#### [Aim of the task]
Reproduce the following records exactly from the line containing "Output a JSON" onward, ending with the last line and including it.

#### [Stored records]
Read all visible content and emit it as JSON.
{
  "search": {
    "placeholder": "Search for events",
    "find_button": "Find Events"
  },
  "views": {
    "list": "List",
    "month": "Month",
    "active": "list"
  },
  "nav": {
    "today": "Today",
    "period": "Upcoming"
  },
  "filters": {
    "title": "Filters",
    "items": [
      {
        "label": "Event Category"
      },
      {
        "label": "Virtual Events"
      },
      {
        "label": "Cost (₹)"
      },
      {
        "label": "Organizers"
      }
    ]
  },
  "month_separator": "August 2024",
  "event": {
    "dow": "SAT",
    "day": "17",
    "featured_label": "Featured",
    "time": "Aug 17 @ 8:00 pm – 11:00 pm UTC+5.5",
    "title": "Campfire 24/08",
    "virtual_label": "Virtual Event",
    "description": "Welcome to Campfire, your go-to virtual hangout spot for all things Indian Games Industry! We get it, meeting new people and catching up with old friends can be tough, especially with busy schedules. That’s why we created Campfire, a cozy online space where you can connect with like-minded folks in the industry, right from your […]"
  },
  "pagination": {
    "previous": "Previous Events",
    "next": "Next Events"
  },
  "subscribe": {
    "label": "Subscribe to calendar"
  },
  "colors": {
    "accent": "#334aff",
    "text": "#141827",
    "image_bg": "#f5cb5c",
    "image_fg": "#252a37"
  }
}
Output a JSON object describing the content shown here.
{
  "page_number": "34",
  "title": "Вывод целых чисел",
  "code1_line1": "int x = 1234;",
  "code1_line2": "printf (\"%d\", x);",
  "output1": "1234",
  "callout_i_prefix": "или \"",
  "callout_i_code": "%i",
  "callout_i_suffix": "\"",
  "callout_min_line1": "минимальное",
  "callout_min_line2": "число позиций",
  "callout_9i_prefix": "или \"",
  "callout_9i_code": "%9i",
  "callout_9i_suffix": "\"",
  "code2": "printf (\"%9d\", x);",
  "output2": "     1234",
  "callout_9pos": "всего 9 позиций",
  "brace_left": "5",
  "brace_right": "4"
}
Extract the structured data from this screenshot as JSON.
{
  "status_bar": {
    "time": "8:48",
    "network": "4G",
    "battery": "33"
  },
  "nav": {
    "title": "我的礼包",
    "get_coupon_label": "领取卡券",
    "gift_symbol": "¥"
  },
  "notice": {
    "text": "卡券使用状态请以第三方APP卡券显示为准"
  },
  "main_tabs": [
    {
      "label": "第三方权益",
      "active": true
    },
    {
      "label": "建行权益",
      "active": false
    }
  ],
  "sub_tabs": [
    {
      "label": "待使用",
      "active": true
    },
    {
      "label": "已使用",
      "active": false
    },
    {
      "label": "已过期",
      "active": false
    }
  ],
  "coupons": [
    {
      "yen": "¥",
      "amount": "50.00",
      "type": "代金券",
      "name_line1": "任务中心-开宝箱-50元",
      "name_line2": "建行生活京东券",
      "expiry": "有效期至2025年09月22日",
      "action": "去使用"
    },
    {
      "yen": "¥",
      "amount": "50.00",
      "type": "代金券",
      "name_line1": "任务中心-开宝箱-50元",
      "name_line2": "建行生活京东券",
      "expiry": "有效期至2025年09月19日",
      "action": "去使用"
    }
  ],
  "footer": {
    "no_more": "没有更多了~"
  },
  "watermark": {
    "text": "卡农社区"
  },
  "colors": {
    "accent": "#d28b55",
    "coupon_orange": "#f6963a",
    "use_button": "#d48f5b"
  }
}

#### [Final result]
Output a JSON object describing the content shown here.
{
  "page_number": "34",
  "title": "Вывод целых чисел",
  "code1_line1": "int x = 1234;",
  "code1_line2": "printf (\"%d\", x);",
  "output1": "1234",
  "callout_i_prefix": "или \"",
  "callout_i_code": "%i",
  "callout_i_suffix": "\"",
  "callout_min_line1": "минимальное",
  "callout_min_line2": "число позиций",
  "callout_9i_prefix": "или \"",
  "callout_9i_code": "%9i",
  "callout_9i_suffix": "\"",
  "code2": "printf (\"%9d\", x);",
  "output2": "     1234",
  "callout_9pos": "всего 9 позиций",
  "brace_left": "5",
  "brace_right": "4"
}
Extract the structured data from this screenshot as JSON.
{
  "status_bar": {
    "time": "8:48",
    "network": "4G",
    "battery": "33"
  },
  "nav": {
    "title": "我的礼包",
    "get_coupon_label": "领取卡券",
    "gift_symbol": "¥"
  },
  "notice": {
    "text": "卡券使用状态请以第三方APP卡券显示为准"
  },
  "main_tabs": [
    {
      "label": "第三方权益",
      "active": true
    },
    {
      "label": "建行权益",
      "active": false
    }
  ],
  "sub_tabs": [
    {
      "label": "待使用",
      "active": true
    },
    {
      "label": "已使用",
      "active": false
    },
    {
      "label": "已过期",
      "active": false
    }
  ],
  "coupons": [
    {
      "yen": "¥",
      "amount": "50.00",
      "type": "代金券",
      "name_line1": "任务中心-开宝箱-50元",
      "name_line2": "建行生活京东券",
      "expiry": "有效期至2025年09月22日",
      "action": "去使用"
    },
    {
      "yen": "¥",
      "amount": "50.00",
      "type": "代金券",
      "name_line1": "任务中心-开宝箱-50元",
      "name_line2": "建行生活京东券",
      "expiry": "有效期至2025年09月19日",
      "action": "去使用"
    }
  ],
  "footer": {
    "no_more": "没有更多了~"
  },
  "watermark": {
    "text": "卡农社区"
  },
  "colors": {
    "accent": "#d28b55",
    "coupon_orange": "#f6963a",
    "use_button": "#d48f5b"
  }
}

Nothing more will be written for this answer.